SHORT EXERCISE => Please return the records word for word, from the start through the line with "The wedge 40 is at (1143, 207).", including that line.

LISTED ENTRIES =>
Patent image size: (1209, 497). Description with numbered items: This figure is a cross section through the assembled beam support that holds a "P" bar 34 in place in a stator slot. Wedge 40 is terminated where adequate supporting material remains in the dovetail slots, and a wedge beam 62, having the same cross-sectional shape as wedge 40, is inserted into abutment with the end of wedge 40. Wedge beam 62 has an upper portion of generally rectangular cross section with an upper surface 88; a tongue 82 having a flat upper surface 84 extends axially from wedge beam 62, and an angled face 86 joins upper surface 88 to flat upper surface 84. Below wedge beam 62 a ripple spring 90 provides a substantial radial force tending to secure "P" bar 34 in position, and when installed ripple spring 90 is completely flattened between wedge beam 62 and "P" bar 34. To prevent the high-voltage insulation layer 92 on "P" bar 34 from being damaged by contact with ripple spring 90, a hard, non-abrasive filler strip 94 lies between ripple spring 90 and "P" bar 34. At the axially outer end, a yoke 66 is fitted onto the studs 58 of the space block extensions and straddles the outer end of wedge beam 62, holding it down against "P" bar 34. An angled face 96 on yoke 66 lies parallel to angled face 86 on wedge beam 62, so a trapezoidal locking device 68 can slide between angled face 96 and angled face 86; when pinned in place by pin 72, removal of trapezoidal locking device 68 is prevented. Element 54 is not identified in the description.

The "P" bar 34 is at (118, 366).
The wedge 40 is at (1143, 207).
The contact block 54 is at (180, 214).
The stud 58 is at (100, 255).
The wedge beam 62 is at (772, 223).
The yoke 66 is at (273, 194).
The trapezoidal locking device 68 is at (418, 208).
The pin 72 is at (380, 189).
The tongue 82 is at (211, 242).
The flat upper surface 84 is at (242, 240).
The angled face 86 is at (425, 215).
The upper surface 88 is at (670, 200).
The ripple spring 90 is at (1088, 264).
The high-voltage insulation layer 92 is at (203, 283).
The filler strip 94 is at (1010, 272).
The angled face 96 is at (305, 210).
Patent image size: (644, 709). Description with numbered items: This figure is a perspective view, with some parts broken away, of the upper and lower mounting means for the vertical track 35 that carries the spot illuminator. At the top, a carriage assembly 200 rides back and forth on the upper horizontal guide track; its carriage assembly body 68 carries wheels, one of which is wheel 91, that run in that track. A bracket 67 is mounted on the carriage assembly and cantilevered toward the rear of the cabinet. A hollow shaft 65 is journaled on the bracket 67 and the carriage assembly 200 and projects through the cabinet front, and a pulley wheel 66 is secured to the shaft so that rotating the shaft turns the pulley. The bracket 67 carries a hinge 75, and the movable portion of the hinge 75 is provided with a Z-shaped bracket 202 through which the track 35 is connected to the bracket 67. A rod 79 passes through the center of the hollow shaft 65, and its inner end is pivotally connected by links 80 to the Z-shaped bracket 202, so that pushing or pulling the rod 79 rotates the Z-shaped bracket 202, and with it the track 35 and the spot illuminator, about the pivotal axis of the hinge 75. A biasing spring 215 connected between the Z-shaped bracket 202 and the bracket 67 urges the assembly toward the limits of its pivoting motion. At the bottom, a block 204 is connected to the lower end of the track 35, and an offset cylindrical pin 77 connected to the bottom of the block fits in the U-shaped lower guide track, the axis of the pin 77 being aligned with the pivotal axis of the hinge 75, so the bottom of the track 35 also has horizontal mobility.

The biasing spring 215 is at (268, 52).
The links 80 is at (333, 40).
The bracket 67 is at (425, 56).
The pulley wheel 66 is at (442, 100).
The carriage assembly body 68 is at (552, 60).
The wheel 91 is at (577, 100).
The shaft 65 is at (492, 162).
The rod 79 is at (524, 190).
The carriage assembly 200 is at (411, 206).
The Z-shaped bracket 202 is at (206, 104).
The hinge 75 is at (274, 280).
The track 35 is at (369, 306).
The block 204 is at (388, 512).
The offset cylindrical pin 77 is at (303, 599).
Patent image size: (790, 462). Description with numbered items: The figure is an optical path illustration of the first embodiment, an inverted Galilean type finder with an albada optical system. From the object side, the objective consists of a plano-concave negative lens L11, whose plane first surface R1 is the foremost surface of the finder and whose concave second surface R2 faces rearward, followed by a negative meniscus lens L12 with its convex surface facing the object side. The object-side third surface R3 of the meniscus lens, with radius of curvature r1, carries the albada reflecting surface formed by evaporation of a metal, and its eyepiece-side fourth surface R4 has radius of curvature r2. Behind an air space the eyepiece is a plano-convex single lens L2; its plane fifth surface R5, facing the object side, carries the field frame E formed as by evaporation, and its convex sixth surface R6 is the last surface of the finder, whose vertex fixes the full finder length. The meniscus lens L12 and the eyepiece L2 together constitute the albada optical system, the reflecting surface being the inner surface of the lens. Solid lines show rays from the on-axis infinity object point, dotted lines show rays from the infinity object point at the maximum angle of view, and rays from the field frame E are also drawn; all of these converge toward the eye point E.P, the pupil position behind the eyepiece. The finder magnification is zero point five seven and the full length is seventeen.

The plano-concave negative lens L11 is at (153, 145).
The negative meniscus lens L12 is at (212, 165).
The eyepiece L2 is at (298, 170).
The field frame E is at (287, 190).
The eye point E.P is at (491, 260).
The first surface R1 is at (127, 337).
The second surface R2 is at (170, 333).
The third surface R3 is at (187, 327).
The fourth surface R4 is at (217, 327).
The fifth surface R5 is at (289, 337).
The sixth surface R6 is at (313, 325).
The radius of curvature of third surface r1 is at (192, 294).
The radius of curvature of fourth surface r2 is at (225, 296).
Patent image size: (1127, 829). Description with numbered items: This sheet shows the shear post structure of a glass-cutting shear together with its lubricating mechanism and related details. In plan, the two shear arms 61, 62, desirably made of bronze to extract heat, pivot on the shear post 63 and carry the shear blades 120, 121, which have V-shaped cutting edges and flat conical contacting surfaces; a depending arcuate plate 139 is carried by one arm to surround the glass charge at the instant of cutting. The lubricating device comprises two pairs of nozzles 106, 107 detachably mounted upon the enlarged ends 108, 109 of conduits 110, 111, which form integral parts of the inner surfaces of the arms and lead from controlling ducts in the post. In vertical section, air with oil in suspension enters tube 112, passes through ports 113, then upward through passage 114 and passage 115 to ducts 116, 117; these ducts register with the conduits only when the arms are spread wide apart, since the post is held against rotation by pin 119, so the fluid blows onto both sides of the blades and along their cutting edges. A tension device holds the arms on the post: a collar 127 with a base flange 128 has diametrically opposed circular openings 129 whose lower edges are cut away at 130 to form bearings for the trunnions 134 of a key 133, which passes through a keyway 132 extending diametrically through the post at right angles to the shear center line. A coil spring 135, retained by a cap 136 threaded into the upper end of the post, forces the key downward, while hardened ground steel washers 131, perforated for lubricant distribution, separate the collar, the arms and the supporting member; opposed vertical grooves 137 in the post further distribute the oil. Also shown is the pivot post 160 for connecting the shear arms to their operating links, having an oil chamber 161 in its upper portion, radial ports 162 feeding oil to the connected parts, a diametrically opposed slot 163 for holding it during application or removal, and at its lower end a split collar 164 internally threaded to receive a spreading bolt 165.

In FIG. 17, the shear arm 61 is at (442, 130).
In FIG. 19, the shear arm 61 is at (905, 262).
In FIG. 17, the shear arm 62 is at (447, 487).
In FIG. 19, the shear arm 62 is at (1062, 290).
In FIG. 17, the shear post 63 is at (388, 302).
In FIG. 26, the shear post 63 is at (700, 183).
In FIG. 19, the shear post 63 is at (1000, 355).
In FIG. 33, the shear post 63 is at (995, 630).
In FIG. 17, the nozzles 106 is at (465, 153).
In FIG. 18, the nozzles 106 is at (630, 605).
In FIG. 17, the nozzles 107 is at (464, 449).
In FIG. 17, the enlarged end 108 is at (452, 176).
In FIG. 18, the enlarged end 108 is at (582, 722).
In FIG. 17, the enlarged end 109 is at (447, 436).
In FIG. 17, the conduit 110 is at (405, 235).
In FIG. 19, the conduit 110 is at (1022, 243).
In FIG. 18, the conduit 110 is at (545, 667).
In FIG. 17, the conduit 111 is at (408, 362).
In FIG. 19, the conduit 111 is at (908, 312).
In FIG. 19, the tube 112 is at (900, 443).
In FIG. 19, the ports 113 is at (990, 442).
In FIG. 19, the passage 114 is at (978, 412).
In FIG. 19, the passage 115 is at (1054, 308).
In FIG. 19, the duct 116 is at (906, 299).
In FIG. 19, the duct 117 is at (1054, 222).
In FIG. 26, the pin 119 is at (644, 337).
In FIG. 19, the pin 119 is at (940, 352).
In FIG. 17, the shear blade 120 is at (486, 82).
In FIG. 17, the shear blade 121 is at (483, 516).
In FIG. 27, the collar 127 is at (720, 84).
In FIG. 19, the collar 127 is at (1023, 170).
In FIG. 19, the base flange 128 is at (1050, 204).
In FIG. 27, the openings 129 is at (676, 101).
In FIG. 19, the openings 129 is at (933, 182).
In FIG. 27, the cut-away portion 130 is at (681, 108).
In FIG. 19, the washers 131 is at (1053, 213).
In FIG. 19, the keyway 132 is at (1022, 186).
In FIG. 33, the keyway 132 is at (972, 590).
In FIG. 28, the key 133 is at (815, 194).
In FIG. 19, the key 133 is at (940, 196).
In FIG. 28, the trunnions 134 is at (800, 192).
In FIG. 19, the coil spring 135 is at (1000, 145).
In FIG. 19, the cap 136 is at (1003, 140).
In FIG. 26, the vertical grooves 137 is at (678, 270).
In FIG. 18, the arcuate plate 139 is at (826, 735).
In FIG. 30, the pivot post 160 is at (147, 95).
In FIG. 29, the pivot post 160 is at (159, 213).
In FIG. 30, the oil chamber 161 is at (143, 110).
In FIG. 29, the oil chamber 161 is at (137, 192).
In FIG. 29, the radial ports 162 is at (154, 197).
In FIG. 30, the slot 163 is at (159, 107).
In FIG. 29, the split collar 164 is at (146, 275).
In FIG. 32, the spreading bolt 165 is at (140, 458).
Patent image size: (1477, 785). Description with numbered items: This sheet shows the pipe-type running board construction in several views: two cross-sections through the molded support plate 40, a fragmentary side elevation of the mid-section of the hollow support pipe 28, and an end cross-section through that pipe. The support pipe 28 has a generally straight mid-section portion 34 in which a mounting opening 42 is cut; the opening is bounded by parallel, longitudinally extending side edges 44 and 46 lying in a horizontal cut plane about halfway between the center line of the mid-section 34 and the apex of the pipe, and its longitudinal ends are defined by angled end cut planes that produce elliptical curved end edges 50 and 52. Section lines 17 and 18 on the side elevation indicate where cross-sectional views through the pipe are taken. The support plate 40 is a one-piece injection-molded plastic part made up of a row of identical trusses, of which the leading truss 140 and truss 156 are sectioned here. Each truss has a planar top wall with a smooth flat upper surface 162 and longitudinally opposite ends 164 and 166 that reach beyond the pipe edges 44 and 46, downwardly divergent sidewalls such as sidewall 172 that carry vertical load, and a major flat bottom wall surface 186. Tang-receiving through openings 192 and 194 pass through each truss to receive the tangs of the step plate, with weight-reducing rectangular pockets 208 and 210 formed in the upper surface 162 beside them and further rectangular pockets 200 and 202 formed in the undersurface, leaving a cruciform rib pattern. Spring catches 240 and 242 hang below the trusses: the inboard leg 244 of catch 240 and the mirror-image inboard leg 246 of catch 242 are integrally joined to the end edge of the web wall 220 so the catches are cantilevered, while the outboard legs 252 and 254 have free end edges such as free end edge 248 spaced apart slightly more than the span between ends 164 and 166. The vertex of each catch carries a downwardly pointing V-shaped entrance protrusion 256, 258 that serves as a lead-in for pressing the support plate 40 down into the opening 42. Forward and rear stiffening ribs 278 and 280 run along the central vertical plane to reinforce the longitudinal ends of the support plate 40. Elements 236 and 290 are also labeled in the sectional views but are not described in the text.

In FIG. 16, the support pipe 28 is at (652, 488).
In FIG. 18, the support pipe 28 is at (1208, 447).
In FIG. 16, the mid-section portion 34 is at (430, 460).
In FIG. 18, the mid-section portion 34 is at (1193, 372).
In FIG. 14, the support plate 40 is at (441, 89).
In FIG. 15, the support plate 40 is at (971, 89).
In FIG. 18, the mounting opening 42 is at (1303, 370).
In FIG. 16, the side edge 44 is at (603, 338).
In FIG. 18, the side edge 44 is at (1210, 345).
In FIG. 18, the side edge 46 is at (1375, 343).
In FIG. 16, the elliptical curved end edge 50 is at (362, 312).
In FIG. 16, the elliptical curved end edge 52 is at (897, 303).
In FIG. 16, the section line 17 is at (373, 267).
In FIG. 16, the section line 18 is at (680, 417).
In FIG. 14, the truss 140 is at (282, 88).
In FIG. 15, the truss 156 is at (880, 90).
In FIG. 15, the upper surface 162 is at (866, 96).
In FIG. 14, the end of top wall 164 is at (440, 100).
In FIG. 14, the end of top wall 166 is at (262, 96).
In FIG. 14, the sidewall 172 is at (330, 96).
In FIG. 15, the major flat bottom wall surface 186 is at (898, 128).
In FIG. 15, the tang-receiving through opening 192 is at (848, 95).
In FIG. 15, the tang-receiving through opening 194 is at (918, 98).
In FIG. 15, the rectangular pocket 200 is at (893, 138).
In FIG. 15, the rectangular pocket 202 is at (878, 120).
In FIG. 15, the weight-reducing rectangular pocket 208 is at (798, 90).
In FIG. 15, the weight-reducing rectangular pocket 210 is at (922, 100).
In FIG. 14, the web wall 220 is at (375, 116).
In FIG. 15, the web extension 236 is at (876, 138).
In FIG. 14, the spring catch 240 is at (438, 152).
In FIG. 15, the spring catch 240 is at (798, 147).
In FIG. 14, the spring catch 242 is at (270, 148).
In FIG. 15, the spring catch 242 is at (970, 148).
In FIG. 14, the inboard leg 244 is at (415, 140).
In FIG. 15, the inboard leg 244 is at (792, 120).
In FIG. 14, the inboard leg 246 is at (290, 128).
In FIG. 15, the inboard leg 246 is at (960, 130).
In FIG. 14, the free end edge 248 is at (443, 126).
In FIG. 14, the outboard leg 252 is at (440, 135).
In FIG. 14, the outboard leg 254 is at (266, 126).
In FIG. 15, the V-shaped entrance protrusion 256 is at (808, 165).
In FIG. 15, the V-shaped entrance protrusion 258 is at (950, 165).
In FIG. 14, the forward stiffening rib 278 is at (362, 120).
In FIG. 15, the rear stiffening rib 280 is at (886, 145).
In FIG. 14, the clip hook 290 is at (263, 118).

COMPLETED EXERCISE =>
Patent image size: (1209, 497). Description with numbered items: This figure is a cross section through the assembled beam support that holds a "P" bar 34 in place in a stator slot. Wedge 40 is terminated where adequate supporting material remains in the dovetail slots, and a wedge beam 62, having the same cross-sectional shape as wedge 40, is inserted into abutment with the end of wedge 40. Wedge beam 62 has an upper portion of generally rectangular cross section with an upper surface 88; a tongue 82 having a flat upper surface 84 extends axially from wedge beam 62, and an angled face 86 joins upper surface 88 to flat upper surface 84. Below wedge beam 62 a ripple spring 90 provides a substantial radial force tending to secure "P" bar 34 in position, and when installed ripple spring 90 is completely flattened between wedge beam 62 and "P" bar 34. To prevent the high-voltage insulation layer 92 on "P" bar 34 from being damaged by contact with ripple spring 90, a hard, non-abrasive filler strip 94 lies between ripple spring 90 and "P" bar 34. At the axially outer end, a yoke 66 is fitted onto the studs 58 of the space block extensions and straddles the outer end of wedge beam 62, holding it down against "P" bar 34. An angled face 96 on yoke 66 lies parallel to angled face 86 on wedge beam 62, so a trapezoidal locking device 68 can slide between angled face 96 and angled face 86; when pinned in place by pin 72, removal of trapezoidal locking device 68 is prevented. Element 54 is not identified in the description.

The "P" bar 34 is at (118, 366).
The wedge 40 is at (1143, 207).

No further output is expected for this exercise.